Aim - Report how many lines of the records below include the word "视其情节". Give nothing but the number.

A block of data:

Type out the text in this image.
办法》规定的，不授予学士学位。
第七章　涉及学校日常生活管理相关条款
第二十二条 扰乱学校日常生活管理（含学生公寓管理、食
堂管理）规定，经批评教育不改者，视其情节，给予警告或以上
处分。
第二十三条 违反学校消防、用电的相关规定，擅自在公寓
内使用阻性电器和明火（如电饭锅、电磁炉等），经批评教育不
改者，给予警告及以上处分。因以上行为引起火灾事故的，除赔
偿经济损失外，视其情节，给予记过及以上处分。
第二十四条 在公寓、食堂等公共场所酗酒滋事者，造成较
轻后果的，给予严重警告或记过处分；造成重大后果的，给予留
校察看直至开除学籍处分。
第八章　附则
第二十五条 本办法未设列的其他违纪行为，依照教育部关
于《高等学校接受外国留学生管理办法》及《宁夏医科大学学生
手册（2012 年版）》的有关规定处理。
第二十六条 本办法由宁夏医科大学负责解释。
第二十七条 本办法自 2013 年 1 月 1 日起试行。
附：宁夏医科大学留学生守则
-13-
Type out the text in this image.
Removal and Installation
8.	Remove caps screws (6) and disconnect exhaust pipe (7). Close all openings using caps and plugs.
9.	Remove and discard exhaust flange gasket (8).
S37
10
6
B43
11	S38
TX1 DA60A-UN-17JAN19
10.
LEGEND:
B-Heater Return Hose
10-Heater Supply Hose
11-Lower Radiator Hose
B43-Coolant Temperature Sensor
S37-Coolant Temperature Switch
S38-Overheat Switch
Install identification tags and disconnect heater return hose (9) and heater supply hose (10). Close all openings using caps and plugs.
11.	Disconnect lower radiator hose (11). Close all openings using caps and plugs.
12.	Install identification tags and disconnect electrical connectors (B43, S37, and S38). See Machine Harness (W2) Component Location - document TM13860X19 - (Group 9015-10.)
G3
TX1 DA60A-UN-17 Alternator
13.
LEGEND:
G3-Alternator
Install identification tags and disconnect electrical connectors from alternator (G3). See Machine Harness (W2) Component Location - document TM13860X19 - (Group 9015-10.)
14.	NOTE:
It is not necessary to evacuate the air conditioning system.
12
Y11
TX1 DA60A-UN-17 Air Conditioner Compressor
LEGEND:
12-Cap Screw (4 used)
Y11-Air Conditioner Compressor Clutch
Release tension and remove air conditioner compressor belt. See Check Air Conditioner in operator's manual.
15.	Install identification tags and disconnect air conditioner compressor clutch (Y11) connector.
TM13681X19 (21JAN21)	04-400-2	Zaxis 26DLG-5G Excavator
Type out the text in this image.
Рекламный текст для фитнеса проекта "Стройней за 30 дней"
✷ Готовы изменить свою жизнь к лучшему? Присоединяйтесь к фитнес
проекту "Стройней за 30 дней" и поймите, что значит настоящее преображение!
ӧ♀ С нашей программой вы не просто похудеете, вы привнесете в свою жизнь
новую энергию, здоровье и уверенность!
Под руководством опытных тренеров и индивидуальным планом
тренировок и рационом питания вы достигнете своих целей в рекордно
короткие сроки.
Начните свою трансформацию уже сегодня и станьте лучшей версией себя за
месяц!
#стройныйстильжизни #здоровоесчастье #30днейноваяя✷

Result below - 2